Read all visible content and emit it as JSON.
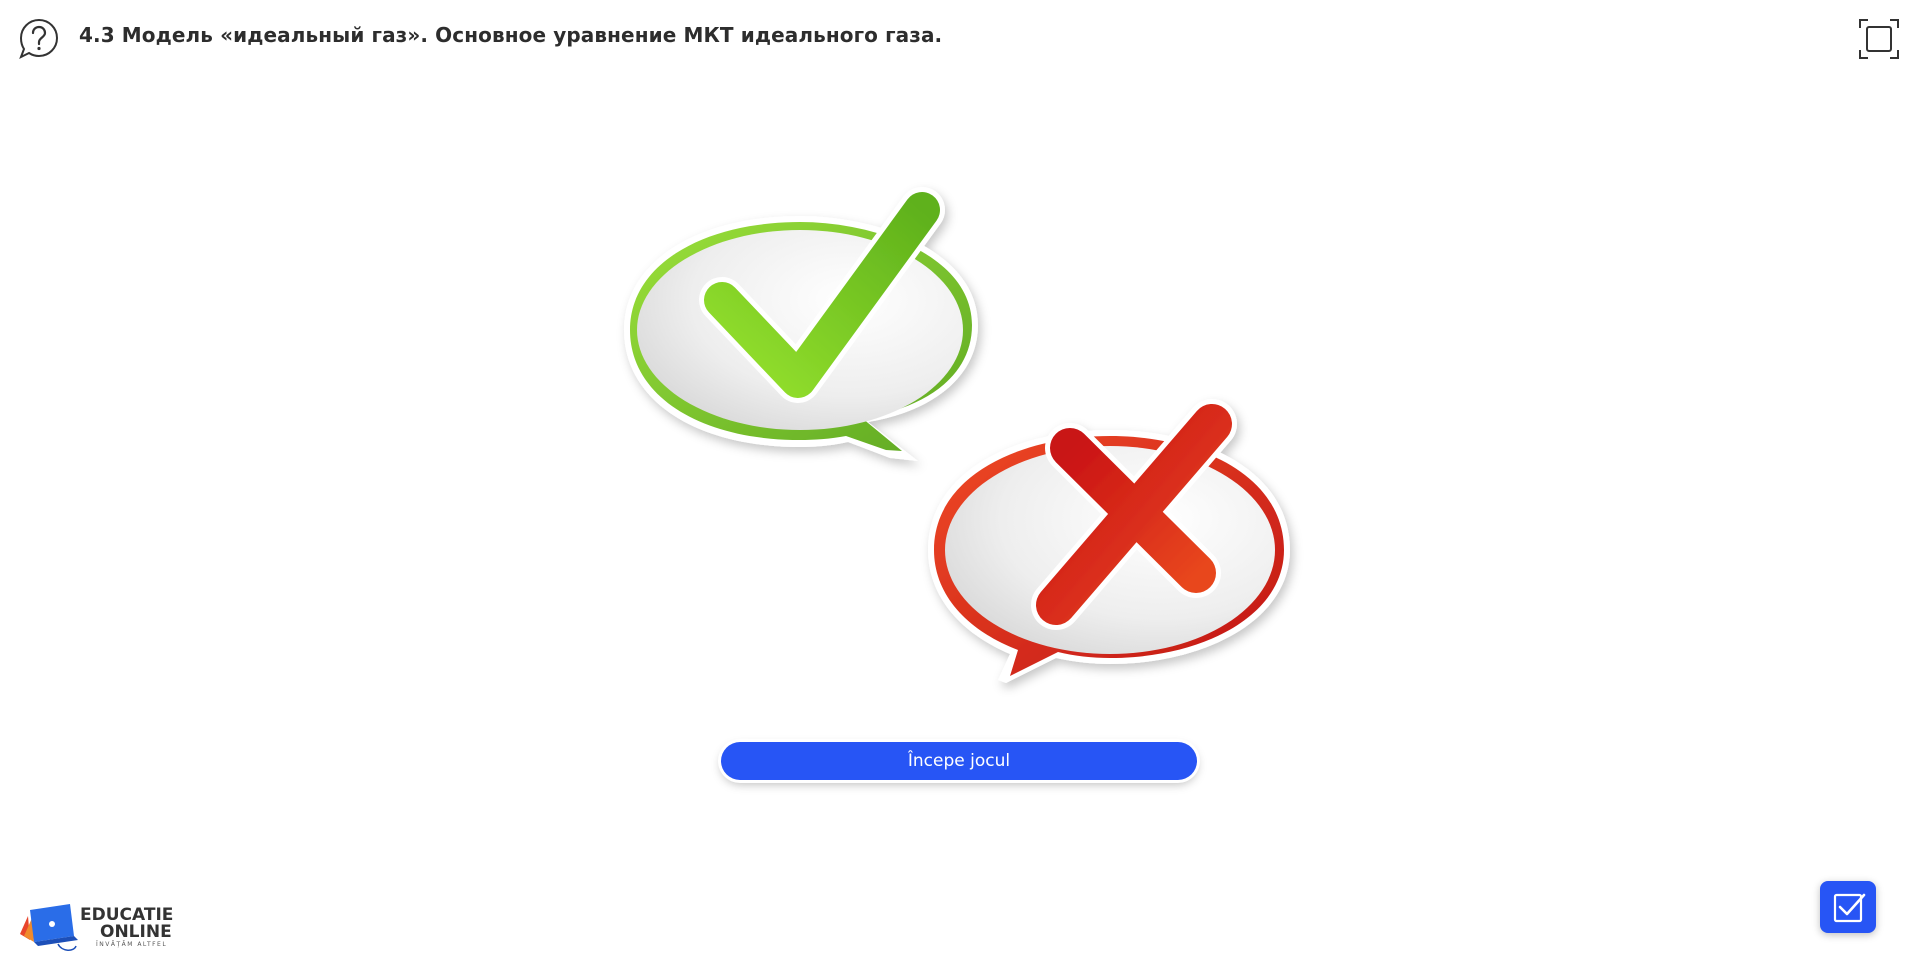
{
  "header": {
    "title": "4.3 Модель «идеальный газ». Основное уравнение МКТ идеального газа.",
    "help_icon": "help-question-icon",
    "fullscreen_icon": "fullscreen-icon"
  },
  "illustration": {
    "correct_icon": "checkmark-speech-bubble-icon",
    "wrong_icon": "cross-speech-bubble-icon"
  },
  "main": {
    "start_button_label": "Începe jocul"
  },
  "footer": {
    "brand_line_1": "EDUCATIE",
    "brand_line_2": "ONLINE",
    "brand_tagline": "ÎNVĂȚĂM ALTFEL",
    "task_icon": "checkbox-edit-icon"
  },
  "colors": {
    "accent": "#2755f5",
    "correct": "#6cbf25",
    "wrong": "#d9271c"
  }
}
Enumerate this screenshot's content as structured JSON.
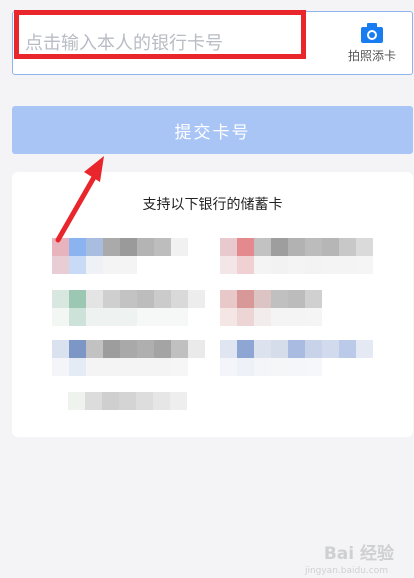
{
  "card_input": {
    "placeholder": "点击输入本人的银行卡号",
    "photo_label": "拍照添卡",
    "accent_color": "#1a7cf1",
    "border_color": "#8fb4ee"
  },
  "submit": {
    "label": "提交卡号",
    "bg_color": "#a9c5f6"
  },
  "banks": {
    "title": "支持以下银行的储蓄卡",
    "count_rows": 4
  },
  "watermark": {
    "text": "Bai 经验",
    "sub": "jingyan.baidu.com"
  }
}
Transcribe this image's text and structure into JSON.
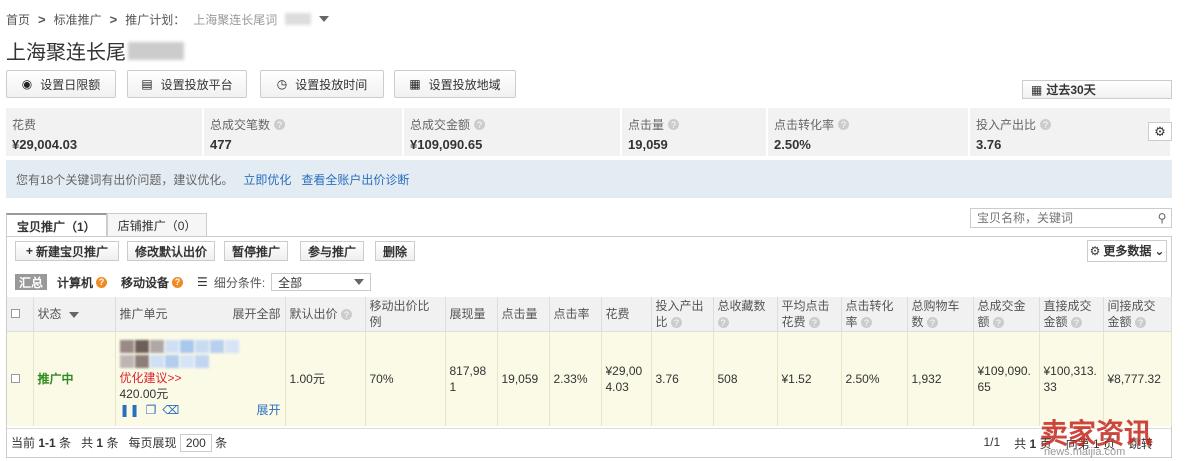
{
  "breadcrumb": {
    "home": "首页",
    "standard": "标准推广",
    "plan_label": "推广计划：",
    "plan_name": "上海聚连长尾词"
  },
  "page_title": "上海聚连长尾",
  "toolbar": {
    "daily_limit": "设置日限额",
    "platform": "设置投放平台",
    "time": "设置投放时间",
    "region": "设置投放地域",
    "range": "过去30天"
  },
  "stats": [
    {
      "label": "花费",
      "value": "¥29,004.03"
    },
    {
      "label": "总成交笔数",
      "value": "477"
    },
    {
      "label": "总成交金额",
      "value": "¥109,090.65"
    },
    {
      "label": "点击量",
      "value": "19,059"
    },
    {
      "label": "点击转化率",
      "value": "2.50%"
    },
    {
      "label": "投入产出比",
      "value": "3.76"
    }
  ],
  "notice": {
    "text": "您有18个关键词有出价问题，建议优化。",
    "link1": "立即优化",
    "link2": "查看全账户出价诊断"
  },
  "tabs": [
    {
      "label": "宝贝推广（1）"
    },
    {
      "label": "店铺推广（0）"
    }
  ],
  "search": {
    "placeholder": "宝贝名称，关键词"
  },
  "actions": {
    "new": "新建宝贝推广",
    "edit_bid": "修改默认出价",
    "pause": "暂停推广",
    "join": "参与推广",
    "delete": "删除",
    "more": "更多数据"
  },
  "filters": {
    "summary": "汇总",
    "computer": "计算机",
    "mobile": "移动设备",
    "condition_label": "细分条件:",
    "condition_value": "全部"
  },
  "table": {
    "headers": {
      "status": "状态",
      "unit": "推广单元",
      "expand_all": "展开全部",
      "default_bid": "默认出价",
      "mobile_ratio": "移动出价比例",
      "impressions": "展现量",
      "clicks": "点击量",
      "ctr": "点击率",
      "cost": "花费",
      "roi": "投入产出比",
      "favorites": "总收藏数",
      "avg_cpc": "平均点击花费",
      "cvr": "点击转化率",
      "carts": "总购物车数",
      "total_gmv": "总成交金额",
      "direct_gmv": "直接成交金额",
      "indirect_gmv": "间接成交金额"
    },
    "row": {
      "status": "推广中",
      "unit_suggest": "优化建议>>",
      "unit_limit": "420.00元",
      "unit_expand": "展开",
      "default_bid": "1.00元",
      "mobile_ratio": "70%",
      "impressions": "817,981",
      "clicks": "19,059",
      "ctr": "2.33%",
      "cost": "¥29,004.03",
      "roi": "3.76",
      "favorites": "508",
      "avg_cpc": "¥1.52",
      "cvr": "2.50%",
      "carts": "1,932",
      "total_gmv": "¥109,090.65",
      "direct_gmv": "¥100,313.33",
      "indirect_gmv": "¥8,777.32"
    }
  },
  "footer": {
    "current_label": "当前",
    "current_value": "1-1",
    "current_unit": "条",
    "total_label": "共",
    "total_value": "1",
    "total_unit": "条",
    "per_page_label": "每页展现",
    "per_page": "200",
    "per_page_unit": "条",
    "page_of": "1/1",
    "pages_label": "共",
    "pages_value": "1",
    "pages_unit": "页",
    "goto_label": "向第",
    "goto_value": "1",
    "goto_unit": "页",
    "jump": "跳转"
  },
  "watermark": {
    "main": "卖家资讯",
    "sub": "news.maijia.com"
  }
}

****************************************

## [Given problem]
Excluding the pictures, restate the records above word for word.

## [Solution to this problem]
Read all visible content and emit it as JSON.
{
  "header": {
    "title": "4.3 Модель «идеальный газ». Основное уравнение МКТ идеального газа.",
    "help_icon": "help-question-icon",
    "fullscreen_icon": "fullscreen-icon"
  },
  "illustration": {
    "correct_icon": "checkmark-speech-bubble-icon",
    "wrong_icon": "cross-speech-bubble-icon"
  },
  "main": {
    "start_button_label": "Începe jocul"
  },
  "footer": {
    "brand_line_1": "EDUCATIE",
    "brand_line_2": "ONLINE",
    "brand_tagline": "ÎNVĂȚĂM ALTFEL",
    "task_icon": "checkbox-edit-icon"
  },
  "colors": {
    "accent": "#2755f5",
    "correct": "#6cbf25",
    "wrong": "#d9271c"
  }
}
Enumerate this screenshot's content as structured JSON.
{
  "card_input": {
    "placeholder": "点击输入本人的银行卡号",
    "photo_label": "拍照添卡",
    "accent_color": "#1a7cf1",
    "border_color": "#8fb4ee"
  },
  "submit": {
    "label": "提交卡号",
    "bg_color": "#a9c5f6"
  },
  "banks": {
    "title": "支持以下银行的储蓄卡",
    "count_rows": 4
  },
  "watermark": {
    "text": "Bai 经验",
    "sub": "jingyan.baidu.com"
  }
}
Transcribe this image's text and structure into JSON.
{
  "breadcrumb": {
    "home": "首页",
    "standard": "标准推广",
    "plan_label": "推广计划：",
    "plan_name": "上海聚连长尾词"
  },
  "page_title": "上海聚连长尾",
  "toolbar": {
    "daily_limit": "设置日限额",
    "platform": "设置投放平台",
    "time": "设置投放时间",
    "region": "设置投放地域",
    "range": "过去30天"
  },
  "stats": [
    {
      "label": "花费",
      "value": "¥29,004.03"
    },
    {
      "label": "总成交笔数",
      "value": "477"
    },
    {
      "label": "总成交金额",
      "value": "¥109,090.65"
    },
    {
      "label": "点击量",
      "value": "19,059"
    },
    {
      "label": "点击转化率",
      "value": "2.50%"
    },
    {
      "label": "投入产出比",
      "value": "3.76"
    }
  ],
  "notice": {
    "text": "您有18个关键词有出价问题，建议优化。",
    "link1": "立即优化",
    "link2": "查看全账户出价诊断"
  },
  "tabs": [
    {
      "label": "宝贝推广（1）"
    },
    {
      "label": "店铺推广（0）"
    }
  ],
  "search": {
    "placeholder": "宝贝名称，关键词"
  },
  "actions": {
    "new": "新建宝贝推广",
    "edit_bid": "修改默认出价",
    "pause": "暂停推广",
    "join": "参与推广",
    "delete": "删除",
    "more": "更多数据"
  },
  "filters": {
    "summary": "汇总",
    "computer": "计算机",
    "mobile": "移动设备",
    "condition_label": "细分条件:",
    "condition_value": "全部"
  },
  "table": {
    "headers": {
      "status": "状态",
      "unit": "推广单元",
      "expand_all": "展开全部",
      "default_bid": "默认出价",
      "mobile_ratio": "移动出价比例",
      "impressions": "展现量",
      "clicks": "点击量",
      "ctr": "点击率",
      "cost": "花费",
      "roi": "投入产出比",
      "favorites": "总收藏数",
      "avg_cpc": "平均点击花费",
      "cvr": "点击转化率",
      "carts": "总购物车数",
      "total_gmv": "总成交金额",
      "direct_gmv": "直接成交金额",
      "indirect_gmv": "间接成交金额"
    },
    "row": {
      "status": "推广中",
      "unit_suggest": "优化建议>>",
      "unit_limit": "420.00元",
      "unit_expand": "展开",
      "default_bid": "1.00元",
      "mobile_ratio": "70%",
      "impressions": "817,981",
      "clicks": "19,059",
      "ctr": "2.33%",
      "cost": "¥29,004.03",
      "roi": "3.76",
      "favorites": "508",
      "avg_cpc": "¥1.52",
      "cvr": "2.50%",
      "carts": "1,932",
      "total_gmv": "¥109,090.65",
      "direct_gmv": "¥100,313.33",
      "indirect_gmv": "¥8,777.32"
    }
  },
  "footer": {
    "current_label": "当前",
    "current_value": "1-1",
    "current_unit": "条",
    "total_label": "共",
    "total_value": "1",
    "total_unit": "条",
    "per_page_label": "每页展现",
    "per_page": "200",
    "per_page_unit": "条",
    "page_of": "1/1",
    "pages_label": "共",
    "pages_value": "1",
    "pages_unit": "页",
    "goto_label": "向第",
    "goto_value": "1",
    "goto_unit": "页",
    "jump": "跳转"
  },
  "watermark": {
    "main": "卖家资讯",
    "sub": "news.maijia.com"
  }
}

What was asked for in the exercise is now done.